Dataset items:
_ _ _ _

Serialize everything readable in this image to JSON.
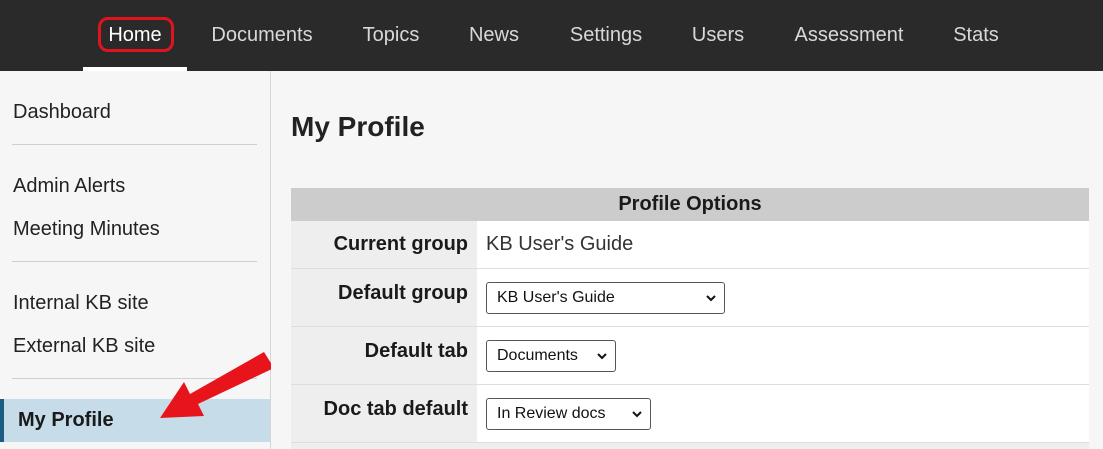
{
  "topnav": {
    "tabs": [
      {
        "label": "Home",
        "active": true
      },
      {
        "label": "Documents"
      },
      {
        "label": "Topics"
      },
      {
        "label": "News"
      },
      {
        "label": "Settings"
      },
      {
        "label": "Users"
      },
      {
        "label": "Assessment"
      },
      {
        "label": "Stats"
      }
    ]
  },
  "sidebar": {
    "items": [
      "Dashboard",
      "Admin Alerts",
      "Meeting Minutes",
      "Internal KB site",
      "External KB site",
      "My Profile"
    ],
    "active": "My Profile"
  },
  "main": {
    "title": "My Profile",
    "table": {
      "header": "Profile Options",
      "rows": [
        {
          "label": "Current group",
          "value": "KB User's Guide"
        },
        {
          "label": "Default group",
          "select": "KB User's Guide"
        },
        {
          "label": "Default tab",
          "select": "Documents"
        },
        {
          "label": "Doc tab default",
          "select": "In Review docs"
        }
      ]
    }
  },
  "colors": {
    "nav_bg": "#2a2a2a",
    "highlight_ring": "#e0141e",
    "active_sidebar_bg": "#c6dde9",
    "active_sidebar_border": "#1c5c82",
    "arrow": "#e8141c"
  }
}
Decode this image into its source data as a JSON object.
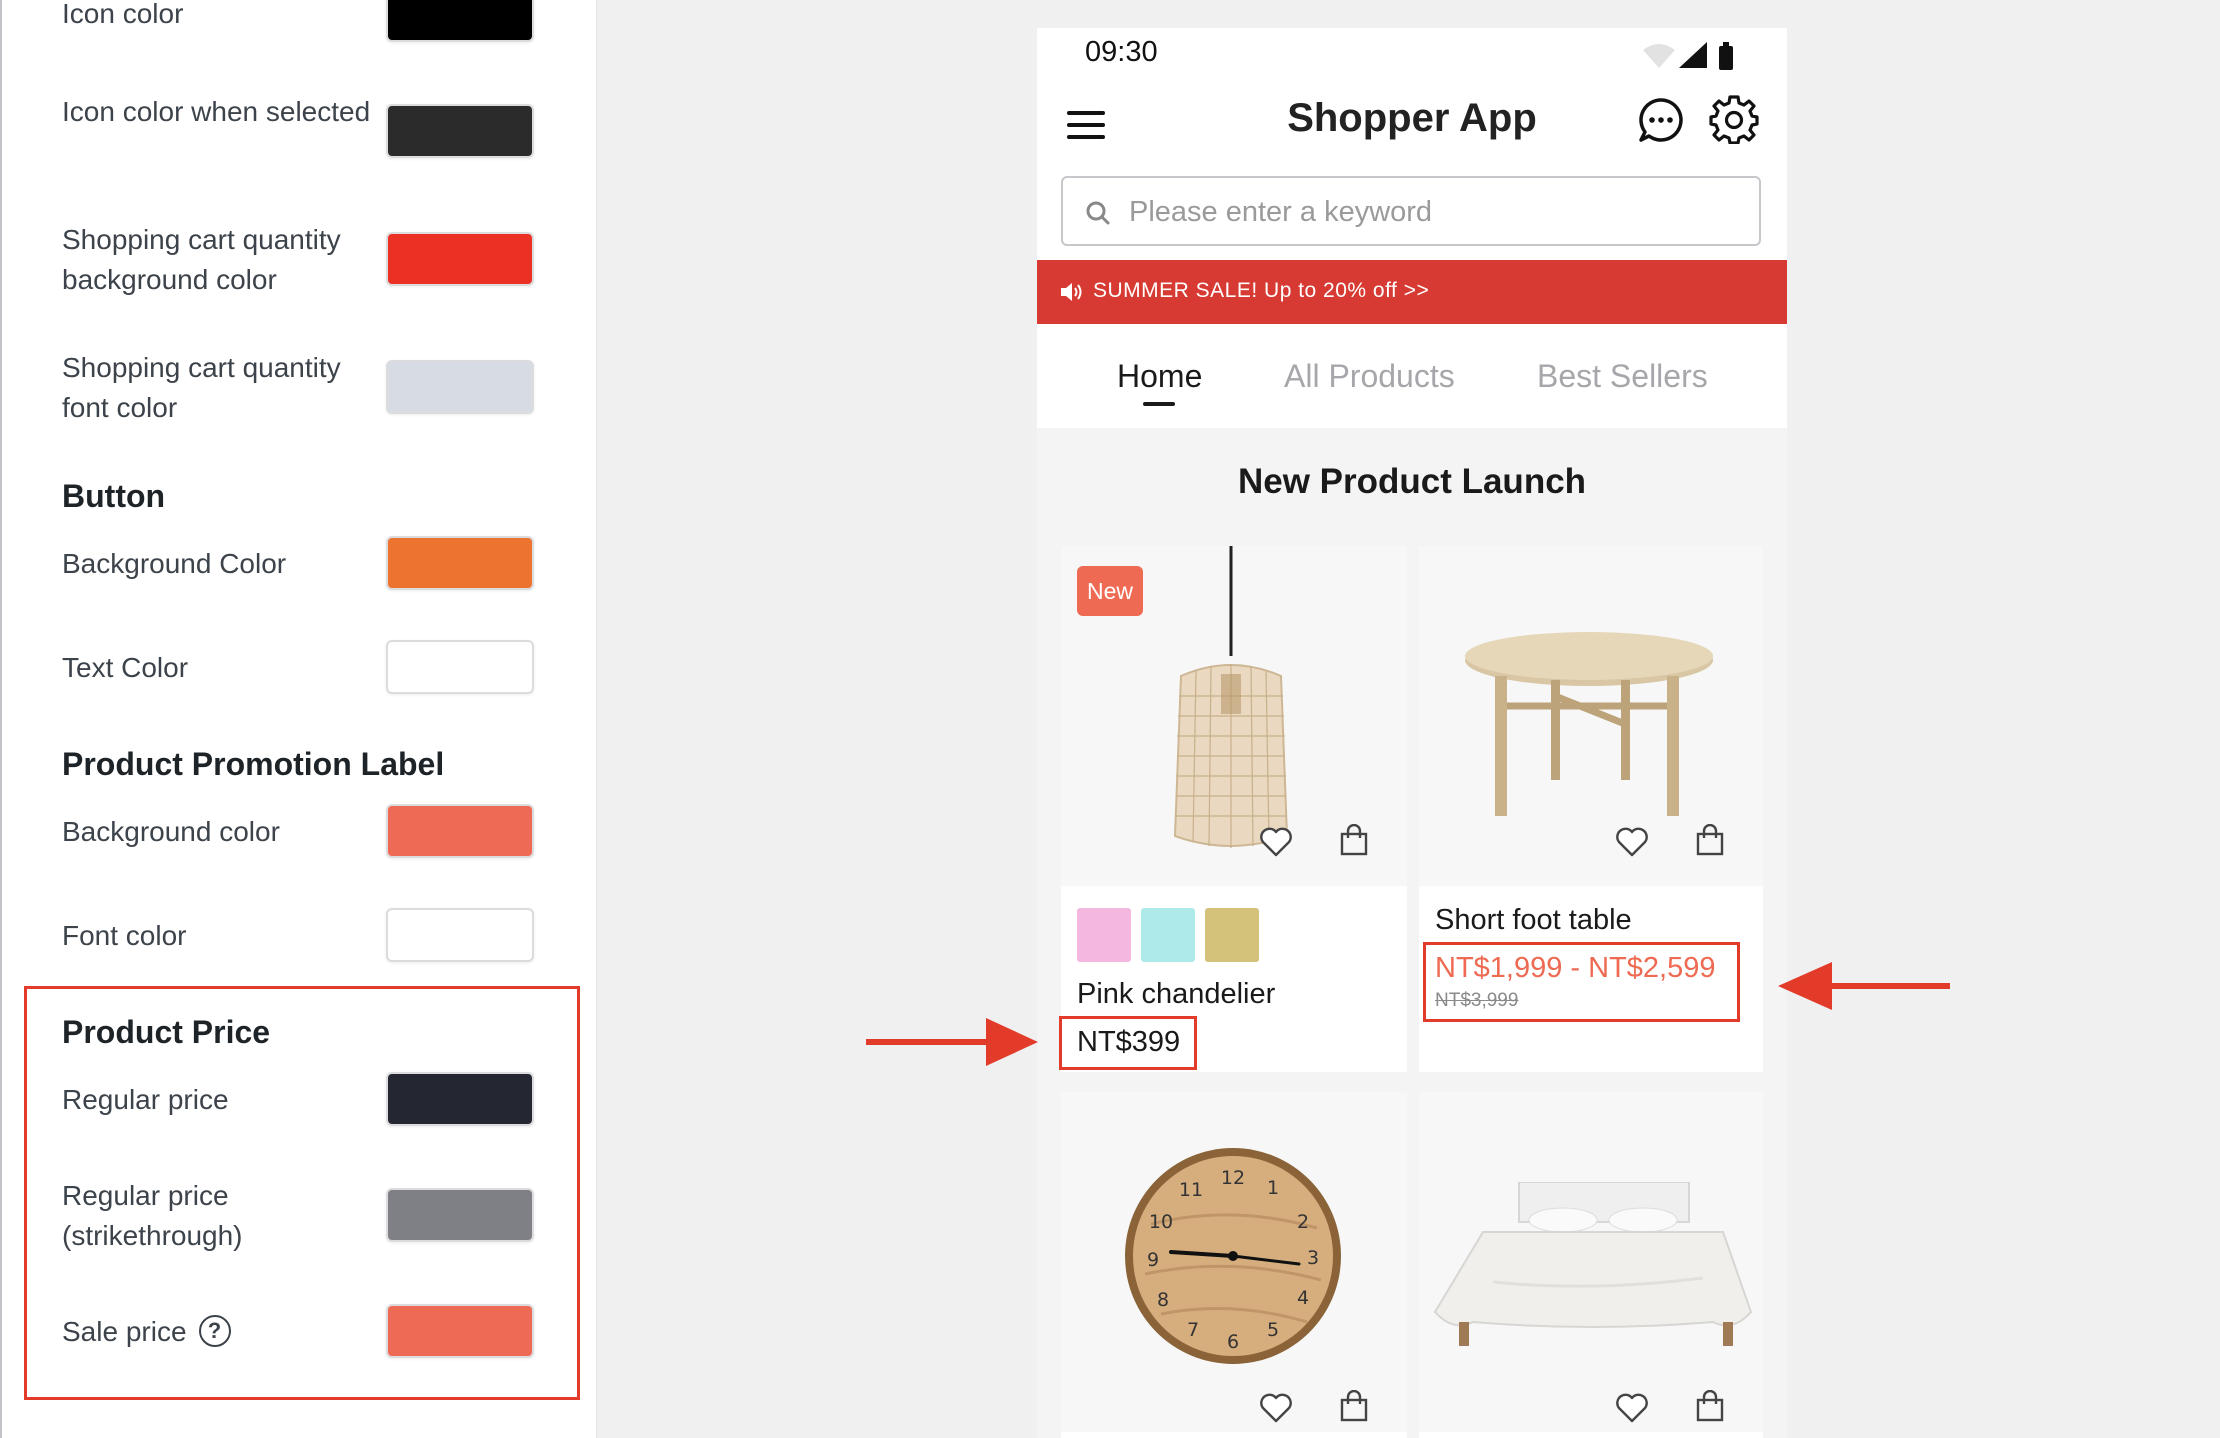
{
  "settings": {
    "rows": [
      {
        "label": "Icon color",
        "color": "#000000"
      },
      {
        "label": "Icon color when selected",
        "color": "#2b2b2b"
      },
      {
        "label": "Shopping cart quantity background color",
        "color": "#ec3024"
      },
      {
        "label": "Shopping cart quantity font color",
        "color": "#d7dce4"
      }
    ],
    "button": {
      "heading": "Button",
      "background_label": "Background Color",
      "background_color": "#ec7330",
      "text_label": "Text Color",
      "text_color": "#ffffff"
    },
    "promo": {
      "heading": "Product Promotion Label",
      "background_label": "Background color",
      "background_color": "#ef6a55",
      "font_label": "Font color",
      "font_color": "#ffffff"
    },
    "price": {
      "heading": "Product Price",
      "regular_label": "Regular price",
      "regular_color": "#242631",
      "strike_label": "Regular price (strikethrough)",
      "strike_color": "#7e8085",
      "sale_label": "Sale price",
      "sale_color": "#ef6a55",
      "help_icon": "?"
    }
  },
  "phone": {
    "time": "09:30",
    "title": "Shopper App",
    "search_placeholder": "Please enter a keyword",
    "banner": "SUMMER SALE! Up to 20% off >>",
    "tabs": [
      "Home",
      "All Products",
      "Best Sellers"
    ],
    "active_tab": "Home",
    "section_title": "New Product Launch",
    "products": [
      {
        "name": "Pink chandelier",
        "badge": "New",
        "price": "NT$399",
        "swatches": [
          "#f4b8e0",
          "#aeeaea",
          "#d4c27a"
        ]
      },
      {
        "name": "Short foot table",
        "sale_price": "NT$1,999 - NT$2,599",
        "regular_price": "NT$3,999"
      },
      {
        "name": "Wall clock"
      },
      {
        "name": "Bed"
      }
    ],
    "icons": {
      "menu": "hamburger-icon",
      "chat": "chat-bubble-icon",
      "settings": "gear-icon",
      "search": "search-icon",
      "wishlist": "heart-icon",
      "cart": "shopping-bag-icon"
    }
  },
  "annotation": {
    "highlight_color": "#e23b2a"
  }
}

_ _ _ _

### SHORT PROBLEM
Repeat the material above verbatim. Leave the pictures behind.

### FULL SOLUTION
Serialize everything readable in this image to JSON.
{
  "topnav": {
    "tabs": [
      {
        "label": "Home",
        "active": true
      },
      {
        "label": "Documents"
      },
      {
        "label": "Topics"
      },
      {
        "label": "News"
      },
      {
        "label": "Settings"
      },
      {
        "label": "Users"
      },
      {
        "label": "Assessment"
      },
      {
        "label": "Stats"
      }
    ]
  },
  "sidebar": {
    "items": [
      "Dashboard",
      "Admin Alerts",
      "Meeting Minutes",
      "Internal KB site",
      "External KB site",
      "My Profile"
    ],
    "active": "My Profile"
  },
  "main": {
    "title": "My Profile",
    "table": {
      "header": "Profile Options",
      "rows": [
        {
          "label": "Current group",
          "value": "KB User's Guide"
        },
        {
          "label": "Default group",
          "select": "KB User's Guide"
        },
        {
          "label": "Default tab",
          "select": "Documents"
        },
        {
          "label": "Doc tab default",
          "select": "In Review docs"
        }
      ]
    }
  },
  "colors": {
    "nav_bg": "#2a2a2a",
    "highlight_ring": "#e0141e",
    "active_sidebar_bg": "#c6dde9",
    "active_sidebar_border": "#1c5c82",
    "arrow": "#e8141c"
  }
}
Decode this image into its source data as a JSON object.
{
  "settings": {
    "rows": [
      {
        "label": "Icon color",
        "color": "#000000"
      },
      {
        "label": "Icon color when selected",
        "color": "#2b2b2b"
      },
      {
        "label": "Shopping cart quantity background color",
        "color": "#ec3024"
      },
      {
        "label": "Shopping cart quantity font color",
        "color": "#d7dce4"
      }
    ],
    "button": {
      "heading": "Button",
      "background_label": "Background Color",
      "background_color": "#ec7330",
      "text_label": "Text Color",
      "text_color": "#ffffff"
    },
    "promo": {
      "heading": "Product Promotion Label",
      "background_label": "Background color",
      "background_color": "#ef6a55",
      "font_label": "Font color",
      "font_color": "#ffffff"
    },
    "price": {
      "heading": "Product Price",
      "regular_label": "Regular price",
      "regular_color": "#242631",
      "strike_label": "Regular price (strikethrough)",
      "strike_color": "#7e8085",
      "sale_label": "Sale price",
      "sale_color": "#ef6a55",
      "help_icon": "?"
    }
  },
  "phone": {
    "time": "09:30",
    "title": "Shopper App",
    "search_placeholder": "Please enter a keyword",
    "banner": "SUMMER SALE! Up to 20% off >>",
    "tabs": [
      "Home",
      "All Products",
      "Best Sellers"
    ],
    "active_tab": "Home",
    "section_title": "New Product Launch",
    "products": [
      {
        "name": "Pink chandelier",
        "badge": "New",
        "price": "NT$399",
        "swatches": [
          "#f4b8e0",
          "#aeeaea",
          "#d4c27a"
        ]
      },
      {
        "name": "Short foot table",
        "sale_price": "NT$1,999 - NT$2,599",
        "regular_price": "NT$3,999"
      },
      {
        "name": "Wall clock"
      },
      {
        "name": "Bed"
      }
    ],
    "icons": {
      "menu": "hamburger-icon",
      "chat": "chat-bubble-icon",
      "settings": "gear-icon",
      "search": "search-icon",
      "wishlist": "heart-icon",
      "cart": "shopping-bag-icon"
    }
  },
  "annotation": {
    "highlight_color": "#e23b2a"
  }
}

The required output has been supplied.